Please transcribe the listing below in full and word for word, without its pictures.

[Entries from a dataset]
= = = =

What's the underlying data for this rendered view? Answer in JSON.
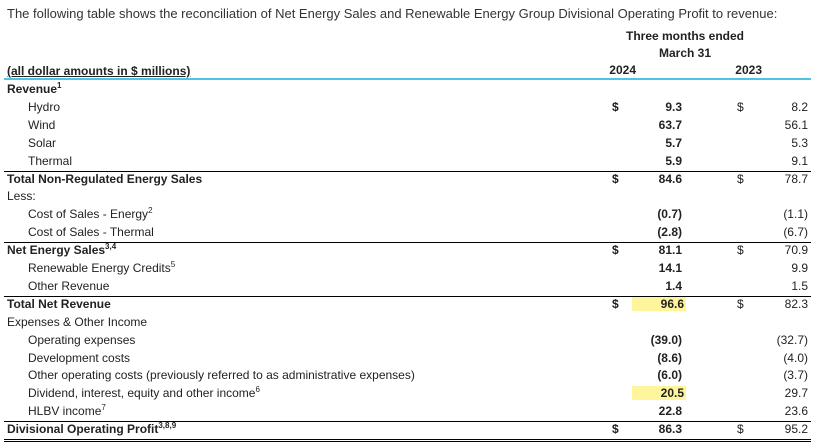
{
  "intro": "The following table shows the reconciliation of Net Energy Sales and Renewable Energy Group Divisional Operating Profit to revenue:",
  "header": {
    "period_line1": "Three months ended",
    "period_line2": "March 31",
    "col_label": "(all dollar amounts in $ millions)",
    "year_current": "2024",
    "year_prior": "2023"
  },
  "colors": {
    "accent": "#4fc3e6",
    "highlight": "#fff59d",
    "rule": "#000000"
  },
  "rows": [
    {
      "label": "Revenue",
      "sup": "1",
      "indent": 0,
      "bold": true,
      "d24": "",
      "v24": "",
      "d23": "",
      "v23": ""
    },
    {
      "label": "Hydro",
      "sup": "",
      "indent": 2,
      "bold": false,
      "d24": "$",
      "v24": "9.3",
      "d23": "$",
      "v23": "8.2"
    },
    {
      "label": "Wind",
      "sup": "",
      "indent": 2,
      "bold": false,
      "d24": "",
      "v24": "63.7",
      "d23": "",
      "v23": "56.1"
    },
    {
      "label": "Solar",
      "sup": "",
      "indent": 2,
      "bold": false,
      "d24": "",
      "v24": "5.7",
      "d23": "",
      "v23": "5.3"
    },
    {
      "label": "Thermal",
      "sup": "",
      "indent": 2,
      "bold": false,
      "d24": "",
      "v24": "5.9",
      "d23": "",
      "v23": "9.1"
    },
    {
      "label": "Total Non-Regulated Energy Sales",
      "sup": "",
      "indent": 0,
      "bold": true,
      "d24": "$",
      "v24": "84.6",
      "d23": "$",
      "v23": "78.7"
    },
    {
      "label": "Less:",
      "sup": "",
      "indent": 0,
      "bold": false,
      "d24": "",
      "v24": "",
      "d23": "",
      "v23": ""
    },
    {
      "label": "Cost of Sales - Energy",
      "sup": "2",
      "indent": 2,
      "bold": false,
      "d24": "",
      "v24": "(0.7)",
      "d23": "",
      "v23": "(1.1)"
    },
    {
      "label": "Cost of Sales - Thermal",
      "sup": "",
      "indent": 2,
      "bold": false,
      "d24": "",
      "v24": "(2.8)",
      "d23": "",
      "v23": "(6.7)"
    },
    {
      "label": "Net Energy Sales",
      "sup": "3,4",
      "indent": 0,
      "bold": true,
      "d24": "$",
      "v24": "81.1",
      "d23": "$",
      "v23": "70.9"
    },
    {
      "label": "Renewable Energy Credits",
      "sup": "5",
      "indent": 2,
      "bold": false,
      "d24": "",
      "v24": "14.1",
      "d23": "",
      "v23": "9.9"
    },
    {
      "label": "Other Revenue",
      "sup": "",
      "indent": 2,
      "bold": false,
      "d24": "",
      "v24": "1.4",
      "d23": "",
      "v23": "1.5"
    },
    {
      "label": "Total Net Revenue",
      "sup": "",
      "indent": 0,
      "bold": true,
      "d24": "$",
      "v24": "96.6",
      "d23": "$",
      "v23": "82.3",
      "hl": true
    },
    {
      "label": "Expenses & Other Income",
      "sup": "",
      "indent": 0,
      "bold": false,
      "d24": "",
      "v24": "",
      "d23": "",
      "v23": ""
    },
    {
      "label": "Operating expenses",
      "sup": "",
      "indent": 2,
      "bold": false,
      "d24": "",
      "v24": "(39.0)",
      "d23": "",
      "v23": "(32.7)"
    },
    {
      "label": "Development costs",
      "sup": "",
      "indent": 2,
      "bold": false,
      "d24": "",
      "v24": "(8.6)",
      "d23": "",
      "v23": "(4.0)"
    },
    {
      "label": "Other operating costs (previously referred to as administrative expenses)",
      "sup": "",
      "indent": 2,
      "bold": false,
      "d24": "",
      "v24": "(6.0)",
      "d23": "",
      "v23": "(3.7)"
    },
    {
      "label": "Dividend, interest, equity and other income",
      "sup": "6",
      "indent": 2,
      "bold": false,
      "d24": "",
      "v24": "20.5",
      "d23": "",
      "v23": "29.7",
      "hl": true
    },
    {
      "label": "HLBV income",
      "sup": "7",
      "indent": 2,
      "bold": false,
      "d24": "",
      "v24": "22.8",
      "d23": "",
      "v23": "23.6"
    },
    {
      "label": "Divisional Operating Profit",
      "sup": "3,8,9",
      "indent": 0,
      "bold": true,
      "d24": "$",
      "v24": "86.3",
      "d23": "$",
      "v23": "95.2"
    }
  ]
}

= = = =

§ **RESPONSE TO THE TASK**
What's the underlying data for this rendered view? Answer in JSON.
{
  "intro": "The following table shows the reconciliation of Net Energy Sales and Renewable Energy Group Divisional Operating Profit to revenue:",
  "header": {
    "period_line1": "Three months ended",
    "period_line2": "March 31",
    "col_label": "(all dollar amounts in $ millions)",
    "year_current": "2024",
    "year_prior": "2023"
  },
  "colors": {
    "accent": "#4fc3e6",
    "highlight": "#fff59d",
    "rule": "#000000"
  },
  "rows": [
    {
      "label": "Revenue",
      "sup": "1",
      "indent": 0,
      "bold": true,
      "d24": "",
      "v24": "",
      "d23": "",
      "v23": ""
    },
    {
      "label": "Hydro",
      "sup": "",
      "indent": 2,
      "bold": false,
      "d24": "$",
      "v24": "9.3",
      "d23": "$",
      "v23": "8.2"
    },
    {
      "label": "Wind",
      "sup": "",
      "indent": 2,
      "bold": false,
      "d24": "",
      "v24": "63.7",
      "d23": "",
      "v23": "56.1"
    },
    {
      "label": "Solar",
      "sup": "",
      "indent": 2,
      "bold": false,
      "d24": "",
      "v24": "5.7",
      "d23": "",
      "v23": "5.3"
    },
    {
      "label": "Thermal",
      "sup": "",
      "indent": 2,
      "bold": false,
      "d24": "",
      "v24": "5.9",
      "d23": "",
      "v23": "9.1"
    },
    {
      "label": "Total Non-Regulated Energy Sales",
      "sup": "",
      "indent": 0,
      "bold": true,
      "d24": "$",
      "v24": "84.6",
      "d23": "$",
      "v23": "78.7"
    },
    {
      "label": "Less:",
      "sup": "",
      "indent": 0,
      "bold": false,
      "d24": "",
      "v24": "",
      "d23": "",
      "v23": ""
    },
    {
      "label": "Cost of Sales - Energy",
      "sup": "2",
      "indent": 2,
      "bold": false,
      "d24": "",
      "v24": "(0.7)",
      "d23": "",
      "v23": "(1.1)"
    },
    {
      "label": "Cost of Sales - Thermal",
      "sup": "",
      "indent": 2,
      "bold": false,
      "d24": "",
      "v24": "(2.8)",
      "d23": "",
      "v23": "(6.7)"
    },
    {
      "label": "Net Energy Sales",
      "sup": "3,4",
      "indent": 0,
      "bold": true,
      "d24": "$",
      "v24": "81.1",
      "d23": "$",
      "v23": "70.9"
    },
    {
      "label": "Renewable Energy Credits",
      "sup": "5",
      "indent": 2,
      "bold": false,
      "d24": "",
      "v24": "14.1",
      "d23": "",
      "v23": "9.9"
    },
    {
      "label": "Other Revenue",
      "sup": "",
      "indent": 2,
      "bold": false,
      "d24": "",
      "v24": "1.4",
      "d23": "",
      "v23": "1.5"
    },
    {
      "label": "Total Net Revenue",
      "sup": "",
      "indent": 0,
      "bold": true,
      "d24": "$",
      "v24": "96.6",
      "d23": "$",
      "v23": "82.3",
      "hl": true
    },
    {
      "label": "Expenses & Other Income",
      "sup": "",
      "indent": 0,
      "bold": false,
      "d24": "",
      "v24": "",
      "d23": "",
      "v23": ""
    },
    {
      "label": "Operating expenses",
      "sup": "",
      "indent": 2,
      "bold": false,
      "d24": "",
      "v24": "(39.0)",
      "d23": "",
      "v23": "(32.7)"
    },
    {
      "label": "Development costs",
      "sup": "",
      "indent": 2,
      "bold": false,
      "d24": "",
      "v24": "(8.6)",
      "d23": "",
      "v23": "(4.0)"
    },
    {
      "label": "Other operating costs (previously referred to as administrative expenses)",
      "sup": "",
      "indent": 2,
      "bold": false,
      "d24": "",
      "v24": "(6.0)",
      "d23": "",
      "v23": "(3.7)"
    },
    {
      "label": "Dividend, interest, equity and other income",
      "sup": "6",
      "indent": 2,
      "bold": false,
      "d24": "",
      "v24": "20.5",
      "d23": "",
      "v23": "29.7",
      "hl": true
    },
    {
      "label": "HLBV income",
      "sup": "7",
      "indent": 2,
      "bold": false,
      "d24": "",
      "v24": "22.8",
      "d23": "",
      "v23": "23.6"
    },
    {
      "label": "Divisional Operating Profit",
      "sup": "3,8,9",
      "indent": 0,
      "bold": true,
      "d24": "$",
      "v24": "86.3",
      "d23": "$",
      "v23": "95.2"
    }
  ]
}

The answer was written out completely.